## BEGIN AVAILABLE RECORDS

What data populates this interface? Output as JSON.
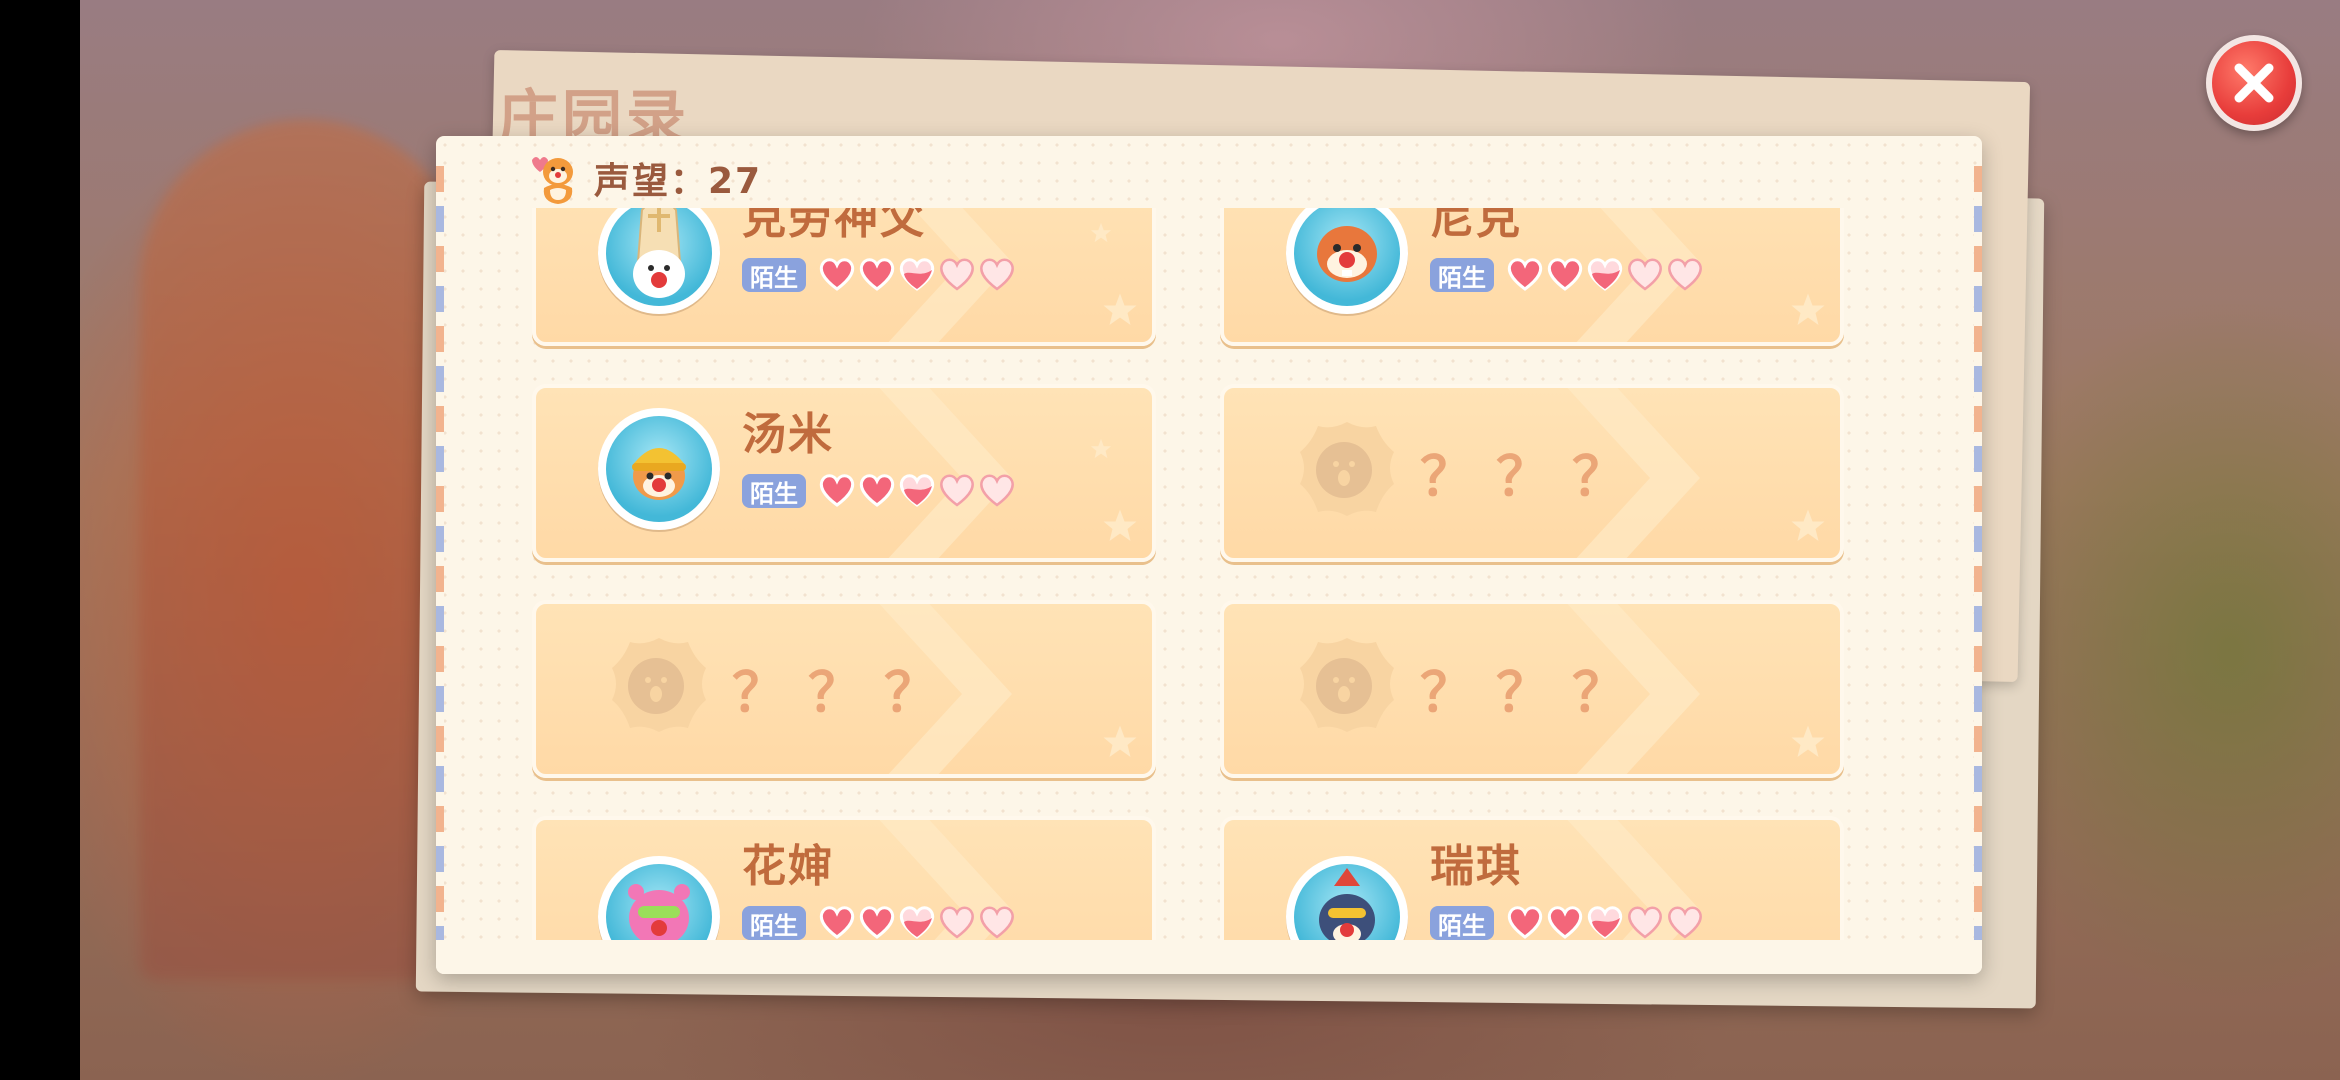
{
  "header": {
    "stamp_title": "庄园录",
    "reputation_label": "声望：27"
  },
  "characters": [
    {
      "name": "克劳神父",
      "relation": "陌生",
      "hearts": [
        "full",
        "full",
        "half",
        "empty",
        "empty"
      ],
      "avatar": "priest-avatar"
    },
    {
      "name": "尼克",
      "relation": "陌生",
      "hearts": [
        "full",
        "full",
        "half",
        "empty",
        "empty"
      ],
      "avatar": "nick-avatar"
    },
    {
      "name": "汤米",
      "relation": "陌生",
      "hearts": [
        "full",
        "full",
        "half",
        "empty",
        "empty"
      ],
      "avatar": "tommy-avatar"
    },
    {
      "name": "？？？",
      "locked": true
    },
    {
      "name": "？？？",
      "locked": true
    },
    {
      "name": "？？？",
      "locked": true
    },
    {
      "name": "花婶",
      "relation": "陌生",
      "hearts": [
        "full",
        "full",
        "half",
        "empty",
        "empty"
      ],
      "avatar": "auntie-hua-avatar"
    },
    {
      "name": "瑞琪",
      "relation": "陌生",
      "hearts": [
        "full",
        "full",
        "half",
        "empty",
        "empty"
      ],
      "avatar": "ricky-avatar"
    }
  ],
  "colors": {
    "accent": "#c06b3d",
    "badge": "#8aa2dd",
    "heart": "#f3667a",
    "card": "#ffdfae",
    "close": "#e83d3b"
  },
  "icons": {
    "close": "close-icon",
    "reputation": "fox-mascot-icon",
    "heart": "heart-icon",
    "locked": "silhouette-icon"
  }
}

## END AVAILABLE RECORDS

* [STATED GOAL]:
Read through the entries and copy each line in which "avatar" appears.

* [THE SOLUTION]:
      "avatar": "priest-avatar"
      "avatar": "nick-avatar"
      "avatar": "tommy-avatar"
      "avatar": "auntie-hua-avatar"
      "avatar": "ricky-avatar"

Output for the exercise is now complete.